- [Work required] Your task is to copy the listing exactly. Drop any pictures from the copy.

##### Information shown

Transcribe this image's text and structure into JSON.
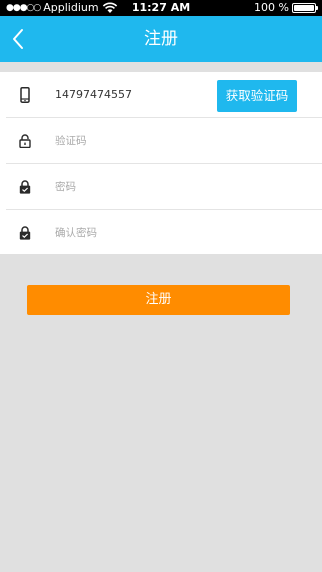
{
  "status_bar": {
    "signal": "●●●○○",
    "carrier": "Applidium",
    "time": "11:27 AM",
    "battery": "100 %"
  },
  "nav": {
    "back_icon": "chevron-left-icon",
    "title": "注册"
  },
  "form": {
    "phone": {
      "icon": "phone-icon",
      "value": "14797474557"
    },
    "get_code_button": "获取验证码",
    "code": {
      "icon": "lock-open-icon",
      "placeholder": "验证码"
    },
    "password": {
      "icon": "lock-icon",
      "placeholder": "密码"
    },
    "confirm_password": {
      "icon": "lock-icon",
      "placeholder": "确认密码"
    }
  },
  "submit_button": "注册",
  "colors": {
    "nav_bg": "#1fb8ee",
    "code_button_bg": "#1fb8ee",
    "submit_bg": "#ff8c00",
    "page_bg": "#e0e0e0"
  }
}
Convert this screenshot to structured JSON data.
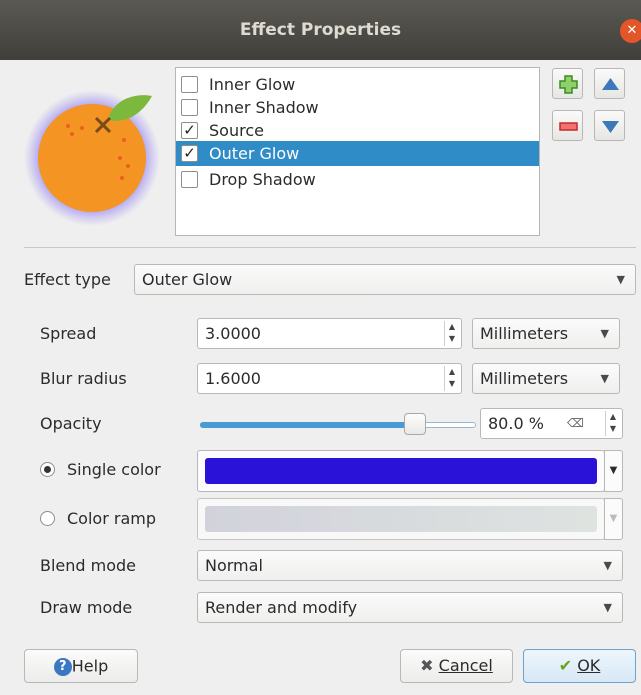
{
  "window": {
    "title": "Effect Properties"
  },
  "effects": [
    {
      "label": "Inner Glow",
      "checked": false,
      "selected": false
    },
    {
      "label": "Inner Shadow",
      "checked": false,
      "selected": false
    },
    {
      "label": "Source",
      "checked": true,
      "selected": false
    },
    {
      "label": "Outer Glow",
      "checked": true,
      "selected": true
    },
    {
      "label": "Drop Shadow",
      "checked": false,
      "selected": false
    }
  ],
  "checkmark": "✓",
  "effect_type": {
    "label": "Effect type",
    "value": "Outer Glow"
  },
  "spread": {
    "label": "Spread",
    "value": "3.0000",
    "unit": "Millimeters"
  },
  "blur_radius": {
    "label": "Blur radius",
    "value": "1.6000",
    "unit": "Millimeters"
  },
  "opacity": {
    "label": "Opacity",
    "value": "80.0 %",
    "level": 0.8
  },
  "single_color": {
    "label": "Single color",
    "selected": true,
    "color": "#2b12d9"
  },
  "color_ramp": {
    "label": "Color ramp",
    "selected": false
  },
  "blend_mode": {
    "label": "Blend mode",
    "value": "Normal"
  },
  "draw_mode": {
    "label": "Draw mode",
    "value": "Render and modify"
  },
  "buttons": {
    "help": "Help",
    "cancel": "Cancel",
    "ok": "OK"
  },
  "icons": {
    "add": "plus-icon",
    "remove": "minus-icon",
    "up": "arrow-up-icon",
    "down": "arrow-down-icon",
    "preview": "orange-preview-icon",
    "help": "question-icon",
    "cancel": "x-icon",
    "ok": "check-icon"
  },
  "colors": {
    "selection": "#308cc6",
    "accent_blue": "#2b12d9",
    "title_bar": "#4a4944"
  }
}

##########

- [Task result]
Transcribe this image's text and structure into JSON.
{
  "status_bar": {
    "signal": "●●●○○",
    "carrier": "Applidium",
    "time": "11:27 AM",
    "battery": "100 %"
  },
  "nav": {
    "back_icon": "chevron-left-icon",
    "title": "注册"
  },
  "form": {
    "phone": {
      "icon": "phone-icon",
      "value": "14797474557"
    },
    "get_code_button": "获取验证码",
    "code": {
      "icon": "lock-open-icon",
      "placeholder": "验证码"
    },
    "password": {
      "icon": "lock-icon",
      "placeholder": "密码"
    },
    "confirm_password": {
      "icon": "lock-icon",
      "placeholder": "确认密码"
    }
  },
  "submit_button": "注册",
  "colors": {
    "nav_bg": "#1fb8ee",
    "code_button_bg": "#1fb8ee",
    "submit_bg": "#ff8c00",
    "page_bg": "#e0e0e0"
  }
}
Convert this screenshot to structured JSON data.
{
  "window": {
    "title": "Effect Properties"
  },
  "effects": [
    {
      "label": "Inner Glow",
      "checked": false,
      "selected": false
    },
    {
      "label": "Inner Shadow",
      "checked": false,
      "selected": false
    },
    {
      "label": "Source",
      "checked": true,
      "selected": false
    },
    {
      "label": "Outer Glow",
      "checked": true,
      "selected": true
    },
    {
      "label": "Drop Shadow",
      "checked": false,
      "selected": false
    }
  ],
  "checkmark": "✓",
  "effect_type": {
    "label": "Effect type",
    "value": "Outer Glow"
  },
  "spread": {
    "label": "Spread",
    "value": "3.0000",
    "unit": "Millimeters"
  },
  "blur_radius": {
    "label": "Blur radius",
    "value": "1.6000",
    "unit": "Millimeters"
  },
  "opacity": {
    "label": "Opacity",
    "value": "80.0 %",
    "level": 0.8
  },
  "single_color": {
    "label": "Single color",
    "selected": true,
    "color": "#2b12d9"
  },
  "color_ramp": {
    "label": "Color ramp",
    "selected": false
  },
  "blend_mode": {
    "label": "Blend mode",
    "value": "Normal"
  },
  "draw_mode": {
    "label": "Draw mode",
    "value": "Render and modify"
  },
  "buttons": {
    "help": "Help",
    "cancel": "Cancel",
    "ok": "OK"
  },
  "icons": {
    "add": "plus-icon",
    "remove": "minus-icon",
    "up": "arrow-up-icon",
    "down": "arrow-down-icon",
    "preview": "orange-preview-icon",
    "help": "question-icon",
    "cancel": "x-icon",
    "ok": "check-icon"
  },
  "colors": {
    "selection": "#308cc6",
    "accent_blue": "#2b12d9",
    "title_bar": "#4a4944"
  }
}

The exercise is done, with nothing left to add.